#### DOCUMENT TEXT:
## Begin

But what would winning the appeal actually achieve? The most likely outcome would be that the case would be sent back for re-hearing. Ms Burns would have to go through the whole process again – and still would not be guaranteed a substantive win. By then it would be over two years since her dismissal. Frankly I’d probably advise her not to bother – it just isn’t worth the extra grief.
Even accepting that this decision is flawed, it strikes me as a good example of what is wrong with unfair dismissal law. The law has become fixated with policies and procedures to the point where it is essentially a bureaucratic right – looking at how the employer has gone about the process rather than asking fundamentally whether it was right for the employee to be dismissed. This is bad for employers and employees. It is bad for employers because it can tie them up in red tape even where the case for dismissing an employee is compelling – and it is bad for employees because an employer who drafts clear policies and is good at following procedures has a pretty free hand in deciding whether or not to dismiss someone. Even winning the case is often a hollow victory because the remedies are so limited.
I’m increasingly of the view that the right not to be unfairly dismissed is not really worth the volumes of case law and legal commentary devoted to it. If I had my way I’d scrap the whole thing and start again.
Darren, I completely share you feelings with regard to this case which makes for rather depressing reading. Speaking as someone who represents employers, when I got to the bit in the article that stated that she was offered a demotion I immediately thought that that would be the issue that made the dismissal unfair rather than the narrow technical point that the council only gave her a couple of days to decide. This was clearly a totally unreasonable response, given the nature of the misconduct and her lengthy unblemished service. I accept that she had acted inappropriately and that a formal disciplinary sanction was appropriate in order to enforce the social media policy, but surely a written warning would have sufficed. However, it is important, in my view, not to depart from the principle that it is not the job of the ET to act as a proxy employer so as to reexamine the issue of whether the dismissal was unfair by considering the matter anew. The range of reasonable responses test may require tweaking but it should bot be done away with all together, imho. This is a case which, even applying the current tests, the Tribunal simply got wrong in my opinion.
Darren, 20+ years in the trenches and it increasingly feels like that. Procedures are taking precedence over substantive fairness. The range of reasonable responses test is losing relevance
I have a lot of sympathy for the claimant in this case, although, as I work with a number of charities in this field of work, I also think that “the fundamental importance of safeguarding vulnerable adults from breaches of their privacy or dignity” is something that is ingrained into staff working in this sector and which employers rightly take very seriously.

## End

#### JOB:
List every specific length of time the comments on the dismissal case state, with what each refers to.

#### RECORD SET:
## Begin

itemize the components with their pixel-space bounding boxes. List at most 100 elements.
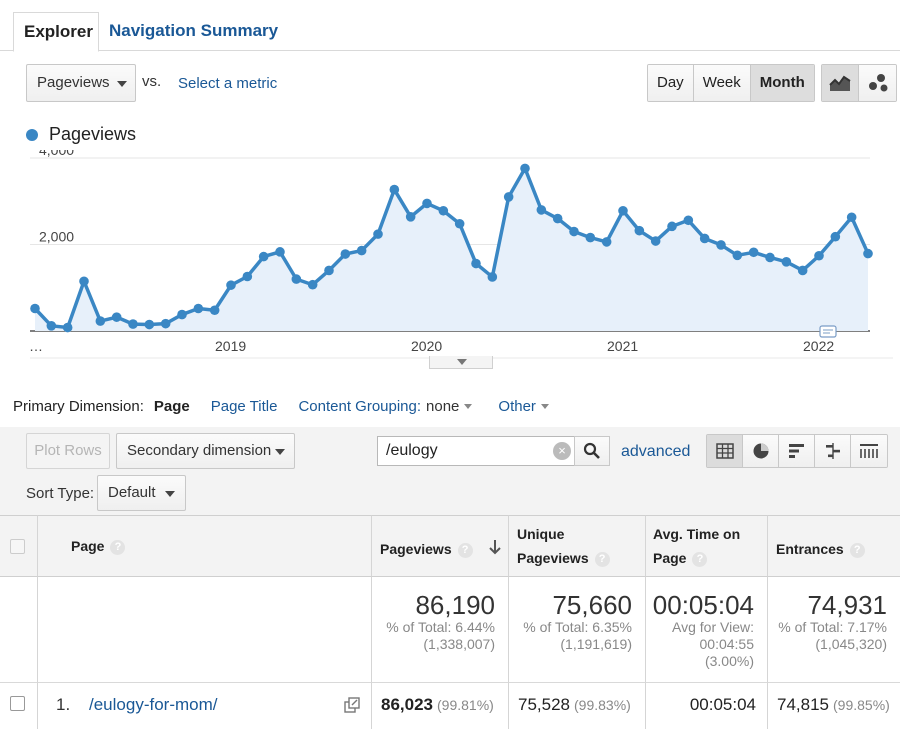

## End
## Begin

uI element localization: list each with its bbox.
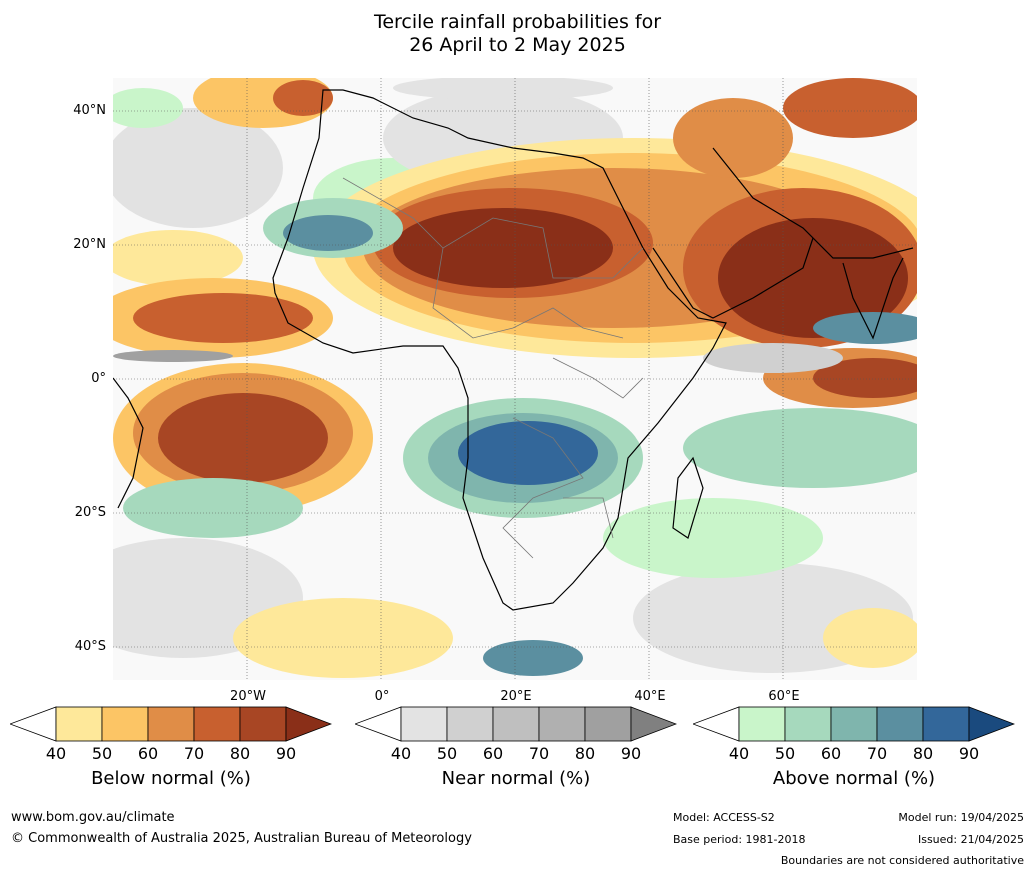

## End

#### EXERCISE RESPONSE:
- Over two years: the time that would have passed since Ms Burns's dismissal by the time of a re-hearing.
- A couple of days: the time the council gave her to decide on the demotion.
- 20+ years: one commenter's time "in the trenches."